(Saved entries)
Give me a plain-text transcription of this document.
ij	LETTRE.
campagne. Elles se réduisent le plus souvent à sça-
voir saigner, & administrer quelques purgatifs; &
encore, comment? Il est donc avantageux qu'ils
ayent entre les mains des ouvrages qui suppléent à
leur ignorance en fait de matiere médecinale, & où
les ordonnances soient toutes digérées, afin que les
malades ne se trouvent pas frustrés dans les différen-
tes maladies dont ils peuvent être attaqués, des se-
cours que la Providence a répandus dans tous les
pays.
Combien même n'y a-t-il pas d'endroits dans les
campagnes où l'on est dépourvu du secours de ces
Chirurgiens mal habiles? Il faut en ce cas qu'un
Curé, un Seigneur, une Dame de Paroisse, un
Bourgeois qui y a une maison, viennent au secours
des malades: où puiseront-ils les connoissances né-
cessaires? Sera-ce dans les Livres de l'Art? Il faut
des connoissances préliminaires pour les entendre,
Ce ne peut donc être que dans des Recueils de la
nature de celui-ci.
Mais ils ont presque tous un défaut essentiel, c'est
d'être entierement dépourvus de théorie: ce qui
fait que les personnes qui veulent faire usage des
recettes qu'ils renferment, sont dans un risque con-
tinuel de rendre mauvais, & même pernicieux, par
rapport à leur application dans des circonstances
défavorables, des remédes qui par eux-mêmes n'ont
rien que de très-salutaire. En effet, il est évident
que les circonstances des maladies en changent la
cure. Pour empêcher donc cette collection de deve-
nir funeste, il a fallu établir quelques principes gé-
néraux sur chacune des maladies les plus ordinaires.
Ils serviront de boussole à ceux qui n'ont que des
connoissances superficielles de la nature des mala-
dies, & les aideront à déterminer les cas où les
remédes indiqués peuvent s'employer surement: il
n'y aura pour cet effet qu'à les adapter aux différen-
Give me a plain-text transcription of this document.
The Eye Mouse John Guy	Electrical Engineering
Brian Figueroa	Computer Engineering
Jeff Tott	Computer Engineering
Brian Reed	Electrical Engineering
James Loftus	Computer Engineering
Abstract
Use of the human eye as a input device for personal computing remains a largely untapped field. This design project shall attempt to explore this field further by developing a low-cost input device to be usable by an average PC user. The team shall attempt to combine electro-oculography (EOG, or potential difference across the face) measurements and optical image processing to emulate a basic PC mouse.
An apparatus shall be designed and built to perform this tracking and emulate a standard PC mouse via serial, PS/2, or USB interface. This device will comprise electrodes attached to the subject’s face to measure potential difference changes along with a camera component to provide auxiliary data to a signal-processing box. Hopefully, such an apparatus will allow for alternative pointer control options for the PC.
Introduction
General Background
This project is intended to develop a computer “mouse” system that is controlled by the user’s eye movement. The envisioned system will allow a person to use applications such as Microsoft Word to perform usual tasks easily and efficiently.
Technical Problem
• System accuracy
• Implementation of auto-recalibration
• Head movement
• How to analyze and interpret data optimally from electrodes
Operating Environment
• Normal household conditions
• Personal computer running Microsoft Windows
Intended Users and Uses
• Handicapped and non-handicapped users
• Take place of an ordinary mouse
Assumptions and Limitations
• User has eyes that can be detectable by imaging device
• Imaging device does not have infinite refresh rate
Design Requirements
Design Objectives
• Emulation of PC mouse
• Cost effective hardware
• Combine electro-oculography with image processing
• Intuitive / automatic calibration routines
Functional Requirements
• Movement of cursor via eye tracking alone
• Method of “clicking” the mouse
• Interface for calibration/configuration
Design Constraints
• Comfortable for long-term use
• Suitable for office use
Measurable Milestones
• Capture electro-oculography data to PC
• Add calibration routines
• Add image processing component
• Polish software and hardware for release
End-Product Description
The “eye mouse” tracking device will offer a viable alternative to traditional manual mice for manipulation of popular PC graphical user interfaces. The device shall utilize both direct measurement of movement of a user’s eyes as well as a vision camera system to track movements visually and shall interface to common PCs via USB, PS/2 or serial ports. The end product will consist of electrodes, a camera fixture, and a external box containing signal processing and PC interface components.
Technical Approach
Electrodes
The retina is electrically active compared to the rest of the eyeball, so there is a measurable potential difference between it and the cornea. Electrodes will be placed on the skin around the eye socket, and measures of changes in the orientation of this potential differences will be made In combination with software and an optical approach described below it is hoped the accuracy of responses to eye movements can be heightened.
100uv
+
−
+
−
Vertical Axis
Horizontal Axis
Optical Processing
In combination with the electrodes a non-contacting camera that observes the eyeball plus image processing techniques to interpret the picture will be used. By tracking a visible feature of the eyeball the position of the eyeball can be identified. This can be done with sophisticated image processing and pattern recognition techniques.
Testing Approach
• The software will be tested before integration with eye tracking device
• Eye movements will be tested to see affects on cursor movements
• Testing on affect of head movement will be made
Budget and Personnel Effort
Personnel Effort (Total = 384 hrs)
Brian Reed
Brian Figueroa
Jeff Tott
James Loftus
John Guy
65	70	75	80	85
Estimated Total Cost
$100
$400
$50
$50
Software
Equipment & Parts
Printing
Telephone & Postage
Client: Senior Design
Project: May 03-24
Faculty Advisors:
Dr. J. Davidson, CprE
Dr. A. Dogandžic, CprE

**INSTRUCTION**
Count how many lines contain "data" and give only that count.

**ANSWER BELOW**
3